_Your task:_ All the records that follow need to be reproduced exactly. Omit the images.

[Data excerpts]
═══

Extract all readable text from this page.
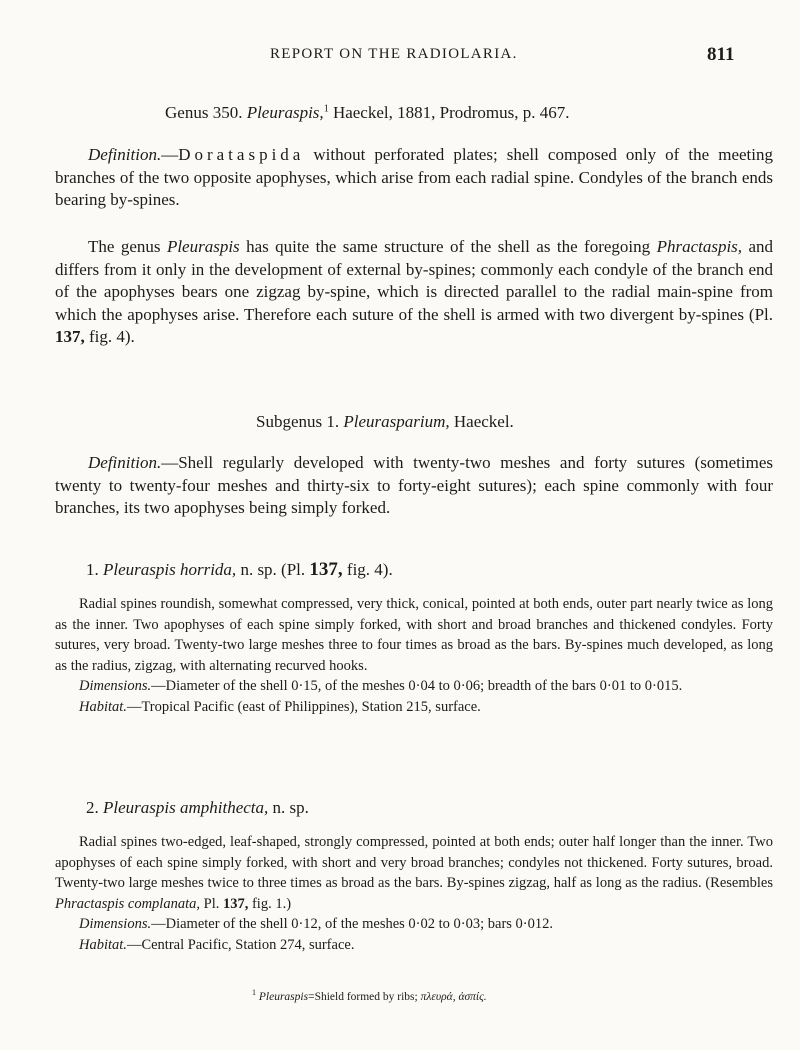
REPORT ON THE RADIOLARIA.	811
Genus 350. Pleuraspis,$^1$ Haeckel, 1881, Prodromus, p. 467.
Definition.—Dorataspida without perforated plates; shell composed only of the meeting branches of the two opposite apophyses, which arise from each radial spine. Condyles of the branch ends bearing by-spines.
The genus Pleuraspis has quite the same structure of the shell as the foregoing Phractaspis, and differs from it only in the development of external by-spines; commonly each condyle of the branch end of the apophyses bears one zigzag by-spine, which is directed parallel to the radial main-spine from which the apophyses arise. Therefore each suture of the shell is armed with two divergent by-spines (Pl. 137, fig. 4).
Subgenus 1. Pleurasparium, Haeckel.
Definition.—Shell regularly developed with twenty-two meshes and forty sutures (sometimes twenty to twenty-four meshes and thirty-six to forty-eight sutures); each spine commonly with four branches, its two apophyses being simply forked.
1. Pleuraspis horrida, n. sp. (Pl. 137, fig. 4).
Radial spines roundish, somewhat compressed, very thick, conical, pointed at both ends, outer part nearly twice as long as the inner. Two apophyses of each spine simply forked, with short and broad branches and thickened condyles. Forty sutures, very broad. Twenty-two large meshes three to four times as broad as the bars. By-spines much developed, as long as the radius, zigzag, with alternating recurved hooks.
Dimensions.—Diameter of the shell 0·15, of the meshes 0·04 to 0·06; breadth of the bars 0·01 to 0·015.
Habitat.—Tropical Pacific (east of Philippines), Station 215, surface.
2. Pleuraspis amphithecta, n. sp.
Radial spines two-edged, leaf-shaped, strongly compressed, pointed at both ends; outer half longer than the inner. Two apophyses of each spine simply forked, with short and very broad branches; condyles not thickened. Forty sutures, broad. Twenty-two large meshes twice to three times as broad as the bars. By-spines zigzag, half as long as the radius. (Resembles Phractaspis complanata, Pl. 137, fig. 1.)
Dimensions.—Diameter of the shell 0·12, of the meshes 0·02 to 0·03; bars 0·012.
Habitat.—Central Pacific, Station 274, surface.
$^1$ Pleuraspis=Shield formed by ribs; πλευρά, ἀσπίς.
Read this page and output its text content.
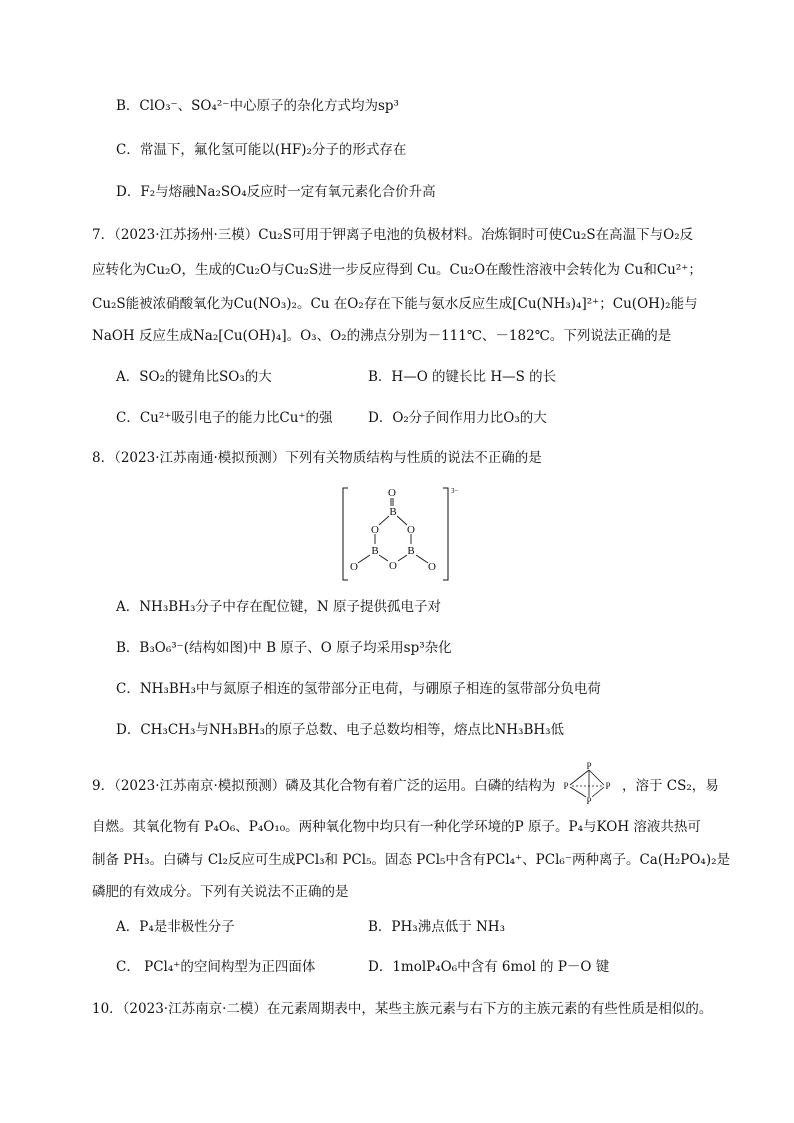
B．ClO₃⁻、SO₄²⁻中心原子的杂化方式均为sp³
C．常温下，氟化氢可能以(HF)₂分子的形式存在
D．F₂与熔融Na₂SO₄反应时一定有氧元素化合价升高
7．（2023·江苏扬州·三模）Cu₂S可用于钾离子电池的负极材料。冶炼铜时可使Cu₂S在高温下与O₂反
应转化为Cu₂O，生成的Cu₂O与Cu₂S进一步反应得到 Cu。Cu₂O在酸性溶液中会转化为 Cu和Cu²⁺；
Cu₂S能被浓硝酸氧化为Cu(NO₃)₂。Cu 在O₂存在下能与氨水反应生成[Cu(NH₃)₄]²⁺；Cu(OH)₂能与
NaOH 反应生成Na₂[Cu(OH)₄]。O₃、O₂的沸点分别为－111℃、－182℃。下列说法正确的是
A．SO₂的键角比SO₃的大	B．H—O 的键长比 H—S 的长
C．Cu²⁺吸引电子的能力比Cu⁺的强	D．O₂分子间作用力比O₃的大
8．（2023·江苏南通·模拟预测）下列有关物质结构与性质的说法不正确的是
3−
O
B
O	O
B	B
O
O	O
A．NH₃BH₃分子中存在配位键，N 原子提供孤电子对
B．B₃O₆³⁻(结构如图)中 B 原子、O 原子均采用sp³杂化
C．NH₃BH₃中与氮原子相连的氢带部分正电荷，与硼原子相连的氢带部分负电荷
D．CH₃CH₃与NH₃BH₃的原子总数、电子总数均相等，熔点比NH₃BH₃低
9．（2023·江苏南京·模拟预测）磷及其化合物有着广泛的运用。白磷的结构为
P
P	P
P
，溶于 CS₂，易
自燃。其氧化物有 P₄O₆、P₄O₁₀。两种氧化物中均只有一种化学环境的P 原子。P₄与KOH 溶液共热可
制备 PH₃。白磷与 Cl₂反应可生成PCl₃和 PCl₅。固态 PCl₅中含有PCl₄⁺、PCl₆⁻两种离子。Ca(H₂PO₄)₂是
磷肥的有效成分。下列有关说法不正确的是
A．P₄是非极性分子	B．PH₃沸点低于 NH₃
C． PCl₄⁺的空间构型为正四面体	D．1molP₄O₆中含有 6mol 的 P－O 键
10．（2023·江苏南京·二模）在元素周期表中，某些主族元素与右下方的主族元素的有些性质是相似的。
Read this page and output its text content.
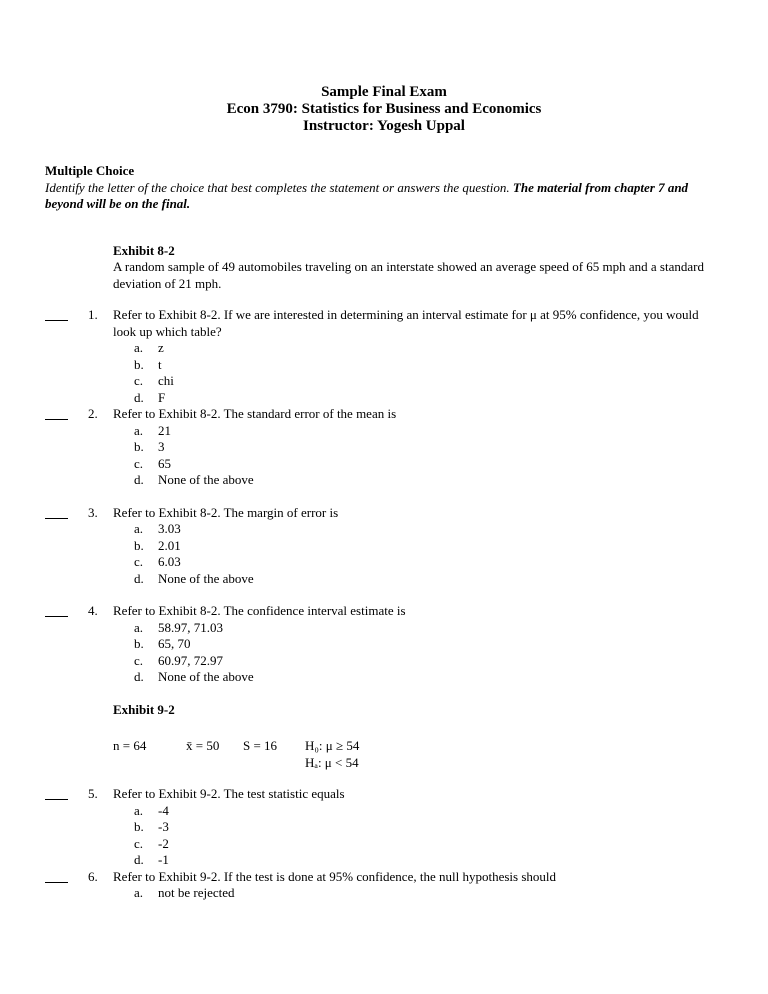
Sample Final Exam
Econ 3790: Statistics for Business and Economics
Instructor: Yogesh Uppal
Multiple Choice
Identify the letter of the choice that best completes the statement or answers the question. The material from chapter 7 and beyond will be on the final.
Exhibit 8-2
A random sample of 49 automobiles traveling on an interstate showed an average speed of 65 mph and a standard deviation of 21 mph.
1.	Refer to Exhibit 8-2. If we are interested in determining an interval estimate for μ at 95% confidence, you would look up which table?
a.	z
b.	t
c.	chi
d.	F
2.	Refer to Exhibit 8-2. The standard error of the mean is
a.	21
b.	3
c.	65
d.	None of the above
3.	Refer to Exhibit 8-2. The margin of error is
a.	3.03
b.	2.01
c.	6.03
d.	None of the above
4.	Refer to Exhibit 8-2. The confidence interval estimate is
a.	58.97, 71.03
b.	65, 70
c.	60.97, 72.97
d.	None of the above
Exhibit 9-2
n = 64	x̄ = 50	S = 16	H₀: μ ≥ 54
Hₐ: μ < 54
5.	Refer to Exhibit 9-2. The test statistic equals
a.	-4
b.	-3
c.	-2
d.	-1
6.	Refer to Exhibit 9-2. If the test is done at 95% confidence, the null hypothesis should
a.	not be rejected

═══

_Reply to the exercise:_
Extract all readable text from this page.
REPORT ON THE RADIOLARIA.	811
Genus 350. Pleuraspis,$^1$ Haeckel, 1881, Prodromus, p. 467.
Definition.—Dorataspida without perforated plates; shell composed only of the meeting branches of the two opposite apophyses, which arise from each radial spine. Condyles of the branch ends bearing by-spines.
The genus Pleuraspis has quite the same structure of the shell as the foregoing Phractaspis, and differs from it only in the development of external by-spines; commonly each condyle of the branch end of the apophyses bears one zigzag by-spine, which is directed parallel to the radial main-spine from which the apophyses arise. Therefore each suture of the shell is armed with two divergent by-spines (Pl. 137, fig. 4).
Subgenus 1. Pleurasparium, Haeckel.
Definition.—Shell regularly developed with twenty-two meshes and forty sutures (sometimes twenty to twenty-four meshes and thirty-six to forty-eight sutures); each spine commonly with four branches, its two apophyses being simply forked.
1. Pleuraspis horrida, n. sp. (Pl. 137, fig. 4).
Radial spines roundish, somewhat compressed, very thick, conical, pointed at both ends, outer part nearly twice as long as the inner. Two apophyses of each spine simply forked, with short and broad branches and thickened condyles. Forty sutures, very broad. Twenty-two large meshes three to four times as broad as the bars. By-spines much developed, as long as the radius, zigzag, with alternating recurved hooks.
Dimensions.—Diameter of the shell 0·15, of the meshes 0·04 to 0·06; breadth of the bars 0·01 to 0·015.
Habitat.—Tropical Pacific (east of Philippines), Station 215, surface.
2. Pleuraspis amphithecta, n. sp.
Radial spines two-edged, leaf-shaped, strongly compressed, pointed at both ends; outer half longer than the inner. Two apophyses of each spine simply forked, with short and very broad branches; condyles not thickened. Forty sutures, broad. Twenty-two large meshes twice to three times as broad as the bars. By-spines zigzag, half as long as the radius. (Resembles Phractaspis complanata, Pl. 137, fig. 1.)
Dimensions.—Diameter of the shell 0·12, of the meshes 0·02 to 0·03; bars 0·012.
Habitat.—Central Pacific, Station 274, surface.
$^1$ Pleuraspis=Shield formed by ribs; πλευρά, ἀσπίς.
Read this page and output its text content.
B．ClO₃⁻、SO₄²⁻中心原子的杂化方式均为sp³
C．常温下，氟化氢可能以(HF)₂分子的形式存在
D．F₂与熔融Na₂SO₄反应时一定有氧元素化合价升高
7．（2023·江苏扬州·三模）Cu₂S可用于钾离子电池的负极材料。冶炼铜时可使Cu₂S在高温下与O₂反
应转化为Cu₂O，生成的Cu₂O与Cu₂S进一步反应得到 Cu。Cu₂O在酸性溶液中会转化为 Cu和Cu²⁺；
Cu₂S能被浓硝酸氧化为Cu(NO₃)₂。Cu 在O₂存在下能与氨水反应生成[Cu(NH₃)₄]²⁺；Cu(OH)₂能与
NaOH 反应生成Na₂[Cu(OH)₄]。O₃、O₂的沸点分别为－111℃、－182℃。下列说法正确的是
A．SO₂的键角比SO₃的大	B．H—O 的键长比 H—S 的长
C．Cu²⁺吸引电子的能力比Cu⁺的强	D．O₂分子间作用力比O₃的大
8．（2023·江苏南通·模拟预测）下列有关物质结构与性质的说法不正确的是
3−
O
B
O	O
B	B
O
O	O
A．NH₃BH₃分子中存在配位键，N 原子提供孤电子对
B．B₃O₆³⁻(结构如图)中 B 原子、O 原子均采用sp³杂化
C．NH₃BH₃中与氮原子相连的氢带部分正电荷，与硼原子相连的氢带部分负电荷
D．CH₃CH₃与NH₃BH₃的原子总数、电子总数均相等，熔点比NH₃BH₃低
9．（2023·江苏南京·模拟预测）磷及其化合物有着广泛的运用。白磷的结构为
P
P	P
P
，溶于 CS₂，易
自燃。其氧化物有 P₄O₆、P₄O₁₀。两种氧化物中均只有一种化学环境的P 原子。P₄与KOH 溶液共热可
制备 PH₃。白磷与 Cl₂反应可生成PCl₃和 PCl₅。固态 PCl₅中含有PCl₄⁺、PCl₆⁻两种离子。Ca(H₂PO₄)₂是
磷肥的有效成分。下列有关说法不正确的是
A．P₄是非极性分子	B．PH₃沸点低于 NH₃
C． PCl₄⁺的空间构型为正四面体	D．1molP₄O₆中含有 6mol 的 P－O 键
10．（2023·江苏南京·二模）在元素周期表中，某些主族元素与右下方的主族元素的有些性质是相似的。
Read this page and output its text content.
Sample Final Exam
Econ 3790: Statistics for Business and Economics
Instructor: Yogesh Uppal
Multiple Choice
Identify the letter of the choice that best completes the statement or answers the question. The material from chapter 7 and beyond will be on the final.
Exhibit 8-2
A random sample of 49 automobiles traveling on an interstate showed an average speed of 65 mph and a standard deviation of 21 mph.
1.	Refer to Exhibit 8-2. If we are interested in determining an interval estimate for μ at 95% confidence, you would look up which table?
a.	z
b.	t
c.	chi
d.	F
2.	Refer to Exhibit 8-2. The standard error of the mean is
a.	21
b.	3
c.	65
d.	None of the above
3.	Refer to Exhibit 8-2. The margin of error is
a.	3.03
b.	2.01
c.	6.03
d.	None of the above
4.	Refer to Exhibit 8-2. The confidence interval estimate is
a.	58.97, 71.03
b.	65, 70
c.	60.97, 72.97
d.	None of the above
Exhibit 9-2
n = 64	x̄ = 50	S = 16	H₀: μ ≥ 54
Hₐ: μ < 54
5.	Refer to Exhibit 9-2. The test statistic equals
a.	-4
b.	-3
c.	-2
d.	-1
6.	Refer to Exhibit 9-2. If the test is done at 95% confidence, the null hypothesis should
a.	not be rejected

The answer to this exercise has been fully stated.